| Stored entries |
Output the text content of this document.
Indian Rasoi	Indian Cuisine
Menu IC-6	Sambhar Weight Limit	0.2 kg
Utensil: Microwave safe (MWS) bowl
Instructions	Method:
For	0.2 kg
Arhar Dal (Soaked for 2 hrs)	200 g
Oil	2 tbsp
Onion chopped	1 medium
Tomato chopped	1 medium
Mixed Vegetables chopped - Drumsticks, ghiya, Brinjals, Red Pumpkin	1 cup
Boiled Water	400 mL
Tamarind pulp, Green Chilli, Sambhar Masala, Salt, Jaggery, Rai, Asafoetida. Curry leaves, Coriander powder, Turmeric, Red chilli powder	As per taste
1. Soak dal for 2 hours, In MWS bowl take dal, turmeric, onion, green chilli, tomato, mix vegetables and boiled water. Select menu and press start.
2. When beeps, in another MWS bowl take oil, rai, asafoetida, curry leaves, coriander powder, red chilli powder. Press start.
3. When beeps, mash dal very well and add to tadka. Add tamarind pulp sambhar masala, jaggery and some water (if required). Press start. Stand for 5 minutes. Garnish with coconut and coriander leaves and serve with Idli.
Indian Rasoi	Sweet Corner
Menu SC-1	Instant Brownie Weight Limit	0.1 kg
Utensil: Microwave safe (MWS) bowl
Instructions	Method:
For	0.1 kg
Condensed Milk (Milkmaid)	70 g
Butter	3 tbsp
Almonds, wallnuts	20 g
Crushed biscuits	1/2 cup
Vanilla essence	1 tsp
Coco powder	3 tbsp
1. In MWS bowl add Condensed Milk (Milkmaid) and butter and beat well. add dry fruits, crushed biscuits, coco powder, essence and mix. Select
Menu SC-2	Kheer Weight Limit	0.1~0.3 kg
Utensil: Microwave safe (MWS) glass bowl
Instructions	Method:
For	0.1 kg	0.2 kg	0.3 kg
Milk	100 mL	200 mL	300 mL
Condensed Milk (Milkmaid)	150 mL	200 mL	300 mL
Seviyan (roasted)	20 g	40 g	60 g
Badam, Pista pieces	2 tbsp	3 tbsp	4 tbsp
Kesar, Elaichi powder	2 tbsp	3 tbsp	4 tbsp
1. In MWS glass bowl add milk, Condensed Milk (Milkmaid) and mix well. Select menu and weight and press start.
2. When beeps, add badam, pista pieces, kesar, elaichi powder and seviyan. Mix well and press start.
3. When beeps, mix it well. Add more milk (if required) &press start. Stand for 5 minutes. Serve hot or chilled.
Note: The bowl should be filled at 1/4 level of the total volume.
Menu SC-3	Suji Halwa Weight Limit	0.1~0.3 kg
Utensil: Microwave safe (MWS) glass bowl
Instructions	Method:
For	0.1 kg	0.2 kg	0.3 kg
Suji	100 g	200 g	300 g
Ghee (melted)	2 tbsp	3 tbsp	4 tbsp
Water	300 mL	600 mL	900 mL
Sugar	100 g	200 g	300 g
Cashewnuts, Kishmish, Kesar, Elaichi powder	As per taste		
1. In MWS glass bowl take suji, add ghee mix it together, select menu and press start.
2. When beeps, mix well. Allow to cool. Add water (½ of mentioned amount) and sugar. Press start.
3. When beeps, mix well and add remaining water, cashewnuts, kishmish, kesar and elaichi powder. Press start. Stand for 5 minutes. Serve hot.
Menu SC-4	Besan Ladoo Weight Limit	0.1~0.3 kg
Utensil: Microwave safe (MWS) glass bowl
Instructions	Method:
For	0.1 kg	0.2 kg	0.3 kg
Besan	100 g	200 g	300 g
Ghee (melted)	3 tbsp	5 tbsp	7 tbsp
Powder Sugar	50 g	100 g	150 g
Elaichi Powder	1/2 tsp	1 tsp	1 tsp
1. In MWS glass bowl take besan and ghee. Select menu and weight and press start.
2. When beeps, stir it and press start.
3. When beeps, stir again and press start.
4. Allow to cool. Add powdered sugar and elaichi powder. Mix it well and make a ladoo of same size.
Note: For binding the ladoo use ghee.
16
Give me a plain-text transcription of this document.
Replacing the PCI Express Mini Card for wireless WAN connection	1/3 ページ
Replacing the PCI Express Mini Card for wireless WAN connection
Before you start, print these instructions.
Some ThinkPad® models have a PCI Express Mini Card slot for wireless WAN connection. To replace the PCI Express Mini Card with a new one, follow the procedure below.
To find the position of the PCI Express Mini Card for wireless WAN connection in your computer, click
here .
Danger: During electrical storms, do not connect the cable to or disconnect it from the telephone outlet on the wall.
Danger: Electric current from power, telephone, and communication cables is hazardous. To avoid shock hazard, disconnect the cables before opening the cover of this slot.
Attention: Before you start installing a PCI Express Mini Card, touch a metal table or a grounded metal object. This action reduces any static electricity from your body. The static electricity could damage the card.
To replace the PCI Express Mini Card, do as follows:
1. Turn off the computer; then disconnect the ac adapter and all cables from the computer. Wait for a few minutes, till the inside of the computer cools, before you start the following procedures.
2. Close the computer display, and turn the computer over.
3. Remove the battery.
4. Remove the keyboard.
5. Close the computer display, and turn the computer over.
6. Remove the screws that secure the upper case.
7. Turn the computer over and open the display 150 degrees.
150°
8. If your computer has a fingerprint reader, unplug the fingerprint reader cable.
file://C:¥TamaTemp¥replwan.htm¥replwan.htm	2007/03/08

| Exercise |
Repeat the material above in full, quoting it exactly.

| Solution |
Output the text content of this document.
Indian Rasoi	Indian Cuisine
Menu IC-6	Sambhar Weight Limit	0.2 kg
Utensil: Microwave safe (MWS) bowl
Instructions	Method:
For	0.2 kg
Arhar Dal (Soaked for 2 hrs)	200 g
Oil	2 tbsp
Onion chopped	1 medium
Tomato chopped	1 medium
Mixed Vegetables chopped - Drumsticks, ghiya, Brinjals, Red Pumpkin	1 cup
Boiled Water	400 mL
Tamarind pulp, Green Chilli, Sambhar Masala, Salt, Jaggery, Rai, Asafoetida. Curry leaves, Coriander powder, Turmeric, Red chilli powder	As per taste
1. Soak dal for 2 hours, In MWS bowl take dal, turmeric, onion, green chilli, tomato, mix vegetables and boiled water. Select menu and press start.
2. When beeps, in another MWS bowl take oil, rai, asafoetida, curry leaves, coriander powder, red chilli powder. Press start.
3. When beeps, mash dal very well and add to tadka. Add tamarind pulp sambhar masala, jaggery and some water (if required). Press start. Stand for 5 minutes. Garnish with coconut and coriander leaves and serve with Idli.
Indian Rasoi	Sweet Corner
Menu SC-1	Instant Brownie Weight Limit	0.1 kg
Utensil: Microwave safe (MWS) bowl
Instructions	Method:
For	0.1 kg
Condensed Milk (Milkmaid)	70 g
Butter	3 tbsp
Almonds, wallnuts	20 g
Crushed biscuits	1/2 cup
Vanilla essence	1 tsp
Coco powder	3 tbsp
1. In MWS bowl add Condensed Milk (Milkmaid) and butter and beat well. add dry fruits, crushed biscuits, coco powder, essence and mix. Select
Menu SC-2	Kheer Weight Limit	0.1~0.3 kg
Utensil: Microwave safe (MWS) glass bowl
Instructions	Method:
For	0.1 kg	0.2 kg	0.3 kg
Milk	100 mL	200 mL	300 mL
Condensed Milk (Milkmaid)	150 mL	200 mL	300 mL
Seviyan (roasted)	20 g	40 g	60 g
Badam, Pista pieces	2 tbsp	3 tbsp	4 tbsp
Kesar, Elaichi powder	2 tbsp	3 tbsp	4 tbsp
1. In MWS glass bowl add milk, Condensed Milk (Milkmaid) and mix well. Select menu and weight and press start.
2. When beeps, add badam, pista pieces, kesar, elaichi powder and seviyan. Mix well and press start.
3. When beeps, mix it well. Add more milk (if required) &press start. Stand for 5 minutes. Serve hot or chilled.
Note: The bowl should be filled at 1/4 level of the total volume.
Menu SC-3	Suji Halwa Weight Limit	0.1~0.3 kg
Utensil: Microwave safe (MWS) glass bowl
Instructions	Method:
For	0.1 kg	0.2 kg	0.3 kg
Suji	100 g	200 g	300 g
Ghee (melted)	2 tbsp	3 tbsp	4 tbsp
Water	300 mL	600 mL	900 mL
Sugar	100 g	200 g	300 g
Cashewnuts, Kishmish, Kesar, Elaichi powder	As per taste		
1. In MWS glass bowl take suji, add ghee mix it together, select menu and press start.
2. When beeps, mix well. Allow to cool. Add water (½ of mentioned amount) and sugar. Press start.
3. When beeps, mix well and add remaining water, cashewnuts, kishmish, kesar and elaichi powder. Press start. Stand for 5 minutes. Serve hot.
Menu SC-4	Besan Ladoo Weight Limit	0.1~0.3 kg
Utensil: Microwave safe (MWS) glass bowl
Instructions	Method:
For	0.1 kg	0.2 kg	0.3 kg
Besan	100 g	200 g	300 g
Ghee (melted)	3 tbsp	5 tbsp	7 tbsp
Powder Sugar	50 g	100 g	150 g
Elaichi Powder	1/2 tsp	1 tsp	1 tsp
1. In MWS glass bowl take besan and ghee. Select menu and weight and press start.
2. When beeps, stir it and press start.
3. When beeps, stir again and press start.
4. Allow to cool. Add powdered sugar and elaichi powder. Mix it well and make a ladoo of same size.
Note: For binding the ladoo use ghee.
16
Give me a plain-text transcription of this document.
Replacing the PCI Express Mini Card for wireless WAN connection	1/3 ページ
Replacing the PCI Express Mini Card for wireless WAN connection
Before you start, print these instructions.
Some ThinkPad® models have a PCI Express Mini Card slot for wireless WAN connection. To replace the PCI Express Mini Card with a new one, follow the procedure below.
To find the position of the PCI Express Mini Card for wireless WAN connection in your computer, click
here .
Danger: During electrical storms, do not connect the cable to or disconnect it from the telephone outlet on the wall.
Danger: Electric current from power, telephone, and communication cables is hazardous. To avoid shock hazard, disconnect the cables before opening the cover of this slot.
Attention: Before you start installing a PCI Express Mini Card, touch a metal table or a grounded metal object. This action reduces any static electricity from your body. The static electricity could damage the card.
To replace the PCI Express Mini Card, do as follows:
1. Turn off the computer; then disconnect the ac adapter and all cables from the computer. Wait for a few minutes, till the inside of the computer cools, before you start the following procedures.
2. Close the computer display, and turn the computer over.
3. Remove the battery.
4. Remove the keyboard.
5. Close the computer display, and turn the computer over.
6. Remove the screws that secure the upper case.
7. Turn the computer over and open the display 150 degrees.
150°
8. If your computer has a fingerprint reader, unplug the fingerprint reader cable.
file://C:¥TamaTemp¥replwan.htm¥replwan.htm	2007/03/08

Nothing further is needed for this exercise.